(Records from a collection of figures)
<<<<

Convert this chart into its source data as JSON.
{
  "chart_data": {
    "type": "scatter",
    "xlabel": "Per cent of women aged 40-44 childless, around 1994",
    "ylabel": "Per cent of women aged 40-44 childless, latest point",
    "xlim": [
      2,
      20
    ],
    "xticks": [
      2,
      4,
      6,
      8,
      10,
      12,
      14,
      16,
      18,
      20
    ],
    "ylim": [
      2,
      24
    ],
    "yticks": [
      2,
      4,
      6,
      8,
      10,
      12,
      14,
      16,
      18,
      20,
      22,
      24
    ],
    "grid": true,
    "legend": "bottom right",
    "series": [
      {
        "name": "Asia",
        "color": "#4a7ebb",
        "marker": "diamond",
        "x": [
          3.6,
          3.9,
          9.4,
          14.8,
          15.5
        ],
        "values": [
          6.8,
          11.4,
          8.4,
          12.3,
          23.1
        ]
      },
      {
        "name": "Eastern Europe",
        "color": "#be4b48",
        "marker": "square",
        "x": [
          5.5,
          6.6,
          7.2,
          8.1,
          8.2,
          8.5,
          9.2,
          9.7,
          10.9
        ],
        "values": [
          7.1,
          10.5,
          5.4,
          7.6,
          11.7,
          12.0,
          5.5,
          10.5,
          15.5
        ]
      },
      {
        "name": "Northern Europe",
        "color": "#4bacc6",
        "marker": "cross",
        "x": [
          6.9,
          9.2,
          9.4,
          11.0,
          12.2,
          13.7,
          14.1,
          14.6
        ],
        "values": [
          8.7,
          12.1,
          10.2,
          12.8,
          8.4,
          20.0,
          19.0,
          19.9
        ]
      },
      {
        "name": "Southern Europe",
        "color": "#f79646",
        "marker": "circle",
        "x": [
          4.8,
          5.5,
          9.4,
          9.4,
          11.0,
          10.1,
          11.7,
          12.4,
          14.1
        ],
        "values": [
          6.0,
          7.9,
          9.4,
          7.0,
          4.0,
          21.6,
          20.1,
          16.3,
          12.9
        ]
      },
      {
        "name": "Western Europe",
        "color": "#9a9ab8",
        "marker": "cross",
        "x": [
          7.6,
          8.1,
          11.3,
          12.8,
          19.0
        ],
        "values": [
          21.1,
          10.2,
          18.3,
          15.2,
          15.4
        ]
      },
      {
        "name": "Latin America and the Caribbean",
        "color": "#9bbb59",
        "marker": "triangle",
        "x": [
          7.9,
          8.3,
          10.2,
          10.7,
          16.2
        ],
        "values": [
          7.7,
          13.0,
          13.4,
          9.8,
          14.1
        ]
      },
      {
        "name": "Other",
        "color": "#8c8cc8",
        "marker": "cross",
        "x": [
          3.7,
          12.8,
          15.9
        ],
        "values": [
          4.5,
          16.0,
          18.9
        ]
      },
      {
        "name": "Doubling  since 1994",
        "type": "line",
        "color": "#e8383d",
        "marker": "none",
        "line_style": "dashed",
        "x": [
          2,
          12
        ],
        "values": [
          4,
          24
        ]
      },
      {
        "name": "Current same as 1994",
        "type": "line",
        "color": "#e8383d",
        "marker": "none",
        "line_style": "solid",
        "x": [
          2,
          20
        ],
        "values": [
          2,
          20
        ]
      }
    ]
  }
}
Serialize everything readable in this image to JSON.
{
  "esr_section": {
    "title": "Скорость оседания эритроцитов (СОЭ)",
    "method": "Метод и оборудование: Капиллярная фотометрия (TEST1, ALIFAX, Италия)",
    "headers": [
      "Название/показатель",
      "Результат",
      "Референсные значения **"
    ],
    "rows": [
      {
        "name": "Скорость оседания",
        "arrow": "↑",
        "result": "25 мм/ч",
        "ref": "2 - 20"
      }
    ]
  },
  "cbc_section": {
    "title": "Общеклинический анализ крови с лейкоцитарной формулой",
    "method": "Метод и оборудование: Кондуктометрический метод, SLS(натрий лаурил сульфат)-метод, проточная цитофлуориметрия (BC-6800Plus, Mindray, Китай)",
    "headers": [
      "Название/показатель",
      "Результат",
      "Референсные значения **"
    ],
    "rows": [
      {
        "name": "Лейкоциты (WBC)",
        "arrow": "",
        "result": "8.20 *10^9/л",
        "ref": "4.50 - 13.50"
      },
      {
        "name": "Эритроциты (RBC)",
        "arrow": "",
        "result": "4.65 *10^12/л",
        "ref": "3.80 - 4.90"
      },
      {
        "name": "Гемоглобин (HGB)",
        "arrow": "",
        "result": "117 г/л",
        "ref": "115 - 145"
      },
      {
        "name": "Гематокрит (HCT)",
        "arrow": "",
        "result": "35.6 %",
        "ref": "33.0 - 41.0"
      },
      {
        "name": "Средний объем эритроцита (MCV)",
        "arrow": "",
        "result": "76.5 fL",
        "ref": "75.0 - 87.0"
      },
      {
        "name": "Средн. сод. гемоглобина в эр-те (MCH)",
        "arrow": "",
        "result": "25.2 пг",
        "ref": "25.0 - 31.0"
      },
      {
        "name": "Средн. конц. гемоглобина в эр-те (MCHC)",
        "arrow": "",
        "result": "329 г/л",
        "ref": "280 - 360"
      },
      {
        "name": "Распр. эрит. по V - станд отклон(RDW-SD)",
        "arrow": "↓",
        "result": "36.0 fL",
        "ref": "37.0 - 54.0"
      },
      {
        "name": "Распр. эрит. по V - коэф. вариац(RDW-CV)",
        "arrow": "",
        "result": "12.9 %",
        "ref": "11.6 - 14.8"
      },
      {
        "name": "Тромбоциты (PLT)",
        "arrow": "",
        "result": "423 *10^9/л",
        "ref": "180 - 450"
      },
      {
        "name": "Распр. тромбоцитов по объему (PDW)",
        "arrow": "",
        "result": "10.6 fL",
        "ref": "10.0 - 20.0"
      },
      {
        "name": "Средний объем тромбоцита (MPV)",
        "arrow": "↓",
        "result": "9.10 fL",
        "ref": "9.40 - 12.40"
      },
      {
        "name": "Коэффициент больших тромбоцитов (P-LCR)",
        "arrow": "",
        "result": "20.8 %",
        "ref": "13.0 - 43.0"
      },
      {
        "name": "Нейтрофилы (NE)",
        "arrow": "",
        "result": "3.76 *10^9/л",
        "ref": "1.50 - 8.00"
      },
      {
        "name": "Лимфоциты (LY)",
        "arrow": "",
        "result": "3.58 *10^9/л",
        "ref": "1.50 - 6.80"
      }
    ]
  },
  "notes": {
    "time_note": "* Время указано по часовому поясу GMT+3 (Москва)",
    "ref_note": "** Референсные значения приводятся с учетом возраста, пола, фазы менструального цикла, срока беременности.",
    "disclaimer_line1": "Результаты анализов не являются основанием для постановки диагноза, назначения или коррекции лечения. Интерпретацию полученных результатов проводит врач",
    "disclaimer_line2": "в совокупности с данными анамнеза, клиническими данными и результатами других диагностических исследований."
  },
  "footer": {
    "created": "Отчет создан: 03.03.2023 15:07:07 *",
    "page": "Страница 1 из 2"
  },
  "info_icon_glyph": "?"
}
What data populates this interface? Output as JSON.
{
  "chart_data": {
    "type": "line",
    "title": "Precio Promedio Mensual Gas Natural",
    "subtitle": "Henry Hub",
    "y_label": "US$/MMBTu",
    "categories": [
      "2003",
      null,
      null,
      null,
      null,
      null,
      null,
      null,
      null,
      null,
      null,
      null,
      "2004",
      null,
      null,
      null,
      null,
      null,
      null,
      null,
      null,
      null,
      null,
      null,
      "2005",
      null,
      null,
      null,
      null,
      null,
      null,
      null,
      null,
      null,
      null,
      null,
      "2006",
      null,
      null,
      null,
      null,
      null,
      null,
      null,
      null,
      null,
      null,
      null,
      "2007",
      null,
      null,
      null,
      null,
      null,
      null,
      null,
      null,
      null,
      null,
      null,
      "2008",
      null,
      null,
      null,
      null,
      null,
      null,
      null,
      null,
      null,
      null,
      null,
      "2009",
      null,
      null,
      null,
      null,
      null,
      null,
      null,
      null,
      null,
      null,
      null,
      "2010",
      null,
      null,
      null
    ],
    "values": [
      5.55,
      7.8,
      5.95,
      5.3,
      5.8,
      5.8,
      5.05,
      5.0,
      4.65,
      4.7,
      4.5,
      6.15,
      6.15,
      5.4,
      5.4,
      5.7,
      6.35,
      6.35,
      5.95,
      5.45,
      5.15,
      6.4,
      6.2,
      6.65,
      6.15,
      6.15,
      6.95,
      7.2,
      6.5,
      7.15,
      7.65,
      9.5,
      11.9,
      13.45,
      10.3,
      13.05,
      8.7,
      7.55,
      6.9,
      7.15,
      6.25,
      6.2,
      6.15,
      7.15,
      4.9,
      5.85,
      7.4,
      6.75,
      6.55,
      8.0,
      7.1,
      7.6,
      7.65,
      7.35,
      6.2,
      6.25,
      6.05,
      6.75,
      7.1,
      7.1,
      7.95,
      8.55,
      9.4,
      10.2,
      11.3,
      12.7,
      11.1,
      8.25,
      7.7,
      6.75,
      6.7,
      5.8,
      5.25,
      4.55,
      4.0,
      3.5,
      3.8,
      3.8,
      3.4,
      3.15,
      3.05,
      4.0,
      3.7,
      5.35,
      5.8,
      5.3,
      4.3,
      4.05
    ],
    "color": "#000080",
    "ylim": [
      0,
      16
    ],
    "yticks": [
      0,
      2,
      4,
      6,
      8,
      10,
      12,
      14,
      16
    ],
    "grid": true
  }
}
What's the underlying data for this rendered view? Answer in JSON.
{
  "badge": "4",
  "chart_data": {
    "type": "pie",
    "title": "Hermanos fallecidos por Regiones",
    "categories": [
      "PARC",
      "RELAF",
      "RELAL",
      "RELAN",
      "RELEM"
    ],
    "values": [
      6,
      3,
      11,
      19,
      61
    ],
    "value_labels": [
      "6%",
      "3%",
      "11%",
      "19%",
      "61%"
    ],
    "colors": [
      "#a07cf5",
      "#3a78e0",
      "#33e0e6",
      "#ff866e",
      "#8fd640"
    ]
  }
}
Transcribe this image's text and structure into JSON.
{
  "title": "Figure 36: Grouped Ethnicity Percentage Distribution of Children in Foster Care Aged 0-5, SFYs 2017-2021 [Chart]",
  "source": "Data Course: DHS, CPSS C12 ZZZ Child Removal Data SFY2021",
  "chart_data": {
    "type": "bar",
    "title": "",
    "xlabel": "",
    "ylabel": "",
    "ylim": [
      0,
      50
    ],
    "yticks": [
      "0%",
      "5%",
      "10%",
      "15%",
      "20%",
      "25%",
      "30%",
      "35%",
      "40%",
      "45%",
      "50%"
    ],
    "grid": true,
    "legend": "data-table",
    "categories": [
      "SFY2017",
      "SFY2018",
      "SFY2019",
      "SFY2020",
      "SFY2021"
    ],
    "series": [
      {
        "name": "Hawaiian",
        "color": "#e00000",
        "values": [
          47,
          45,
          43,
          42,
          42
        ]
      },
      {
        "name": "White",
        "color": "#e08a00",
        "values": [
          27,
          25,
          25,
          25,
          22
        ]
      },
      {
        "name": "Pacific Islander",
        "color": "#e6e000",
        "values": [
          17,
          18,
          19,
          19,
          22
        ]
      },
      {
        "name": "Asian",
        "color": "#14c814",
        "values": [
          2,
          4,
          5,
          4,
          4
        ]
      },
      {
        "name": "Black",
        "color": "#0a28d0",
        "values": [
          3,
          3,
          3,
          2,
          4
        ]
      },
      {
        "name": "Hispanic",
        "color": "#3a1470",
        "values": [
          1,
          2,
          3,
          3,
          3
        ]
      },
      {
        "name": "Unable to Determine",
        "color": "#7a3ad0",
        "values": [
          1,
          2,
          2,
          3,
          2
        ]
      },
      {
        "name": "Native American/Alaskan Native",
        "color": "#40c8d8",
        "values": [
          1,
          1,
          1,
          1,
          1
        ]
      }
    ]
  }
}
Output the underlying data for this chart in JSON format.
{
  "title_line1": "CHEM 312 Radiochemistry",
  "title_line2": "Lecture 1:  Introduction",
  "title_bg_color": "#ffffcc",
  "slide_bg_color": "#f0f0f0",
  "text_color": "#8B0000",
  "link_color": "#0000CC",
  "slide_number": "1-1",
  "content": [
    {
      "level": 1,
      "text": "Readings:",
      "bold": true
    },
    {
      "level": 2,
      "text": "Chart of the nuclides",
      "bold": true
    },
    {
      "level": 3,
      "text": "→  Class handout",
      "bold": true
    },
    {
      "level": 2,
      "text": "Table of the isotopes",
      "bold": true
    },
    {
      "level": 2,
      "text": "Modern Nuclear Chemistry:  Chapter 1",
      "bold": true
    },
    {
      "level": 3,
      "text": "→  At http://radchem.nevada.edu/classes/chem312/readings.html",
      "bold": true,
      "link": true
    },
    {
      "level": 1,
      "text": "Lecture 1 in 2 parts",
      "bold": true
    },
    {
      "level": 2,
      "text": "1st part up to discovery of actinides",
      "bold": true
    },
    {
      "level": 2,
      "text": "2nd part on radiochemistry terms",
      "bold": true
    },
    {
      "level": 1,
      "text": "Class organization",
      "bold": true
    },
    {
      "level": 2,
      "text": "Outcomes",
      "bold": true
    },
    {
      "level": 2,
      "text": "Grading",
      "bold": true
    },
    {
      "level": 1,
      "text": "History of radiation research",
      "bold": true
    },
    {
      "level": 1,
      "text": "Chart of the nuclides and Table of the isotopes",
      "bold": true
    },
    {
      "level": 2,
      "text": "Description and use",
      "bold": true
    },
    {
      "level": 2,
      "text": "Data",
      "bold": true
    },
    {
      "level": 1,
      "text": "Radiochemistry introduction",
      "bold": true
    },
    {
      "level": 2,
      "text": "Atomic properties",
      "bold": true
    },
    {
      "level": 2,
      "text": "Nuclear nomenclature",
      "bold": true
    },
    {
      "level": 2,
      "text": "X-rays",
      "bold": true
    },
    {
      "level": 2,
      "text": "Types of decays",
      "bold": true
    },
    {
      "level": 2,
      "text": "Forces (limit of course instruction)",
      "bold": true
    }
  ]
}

>>>>

Using the listing, collect all lines in which the string "nuclides" is found.

**SOLUTION**
      "text": "Chart of the nuclides",
      "text": "Chart of the nuclides and Table of the isotopes",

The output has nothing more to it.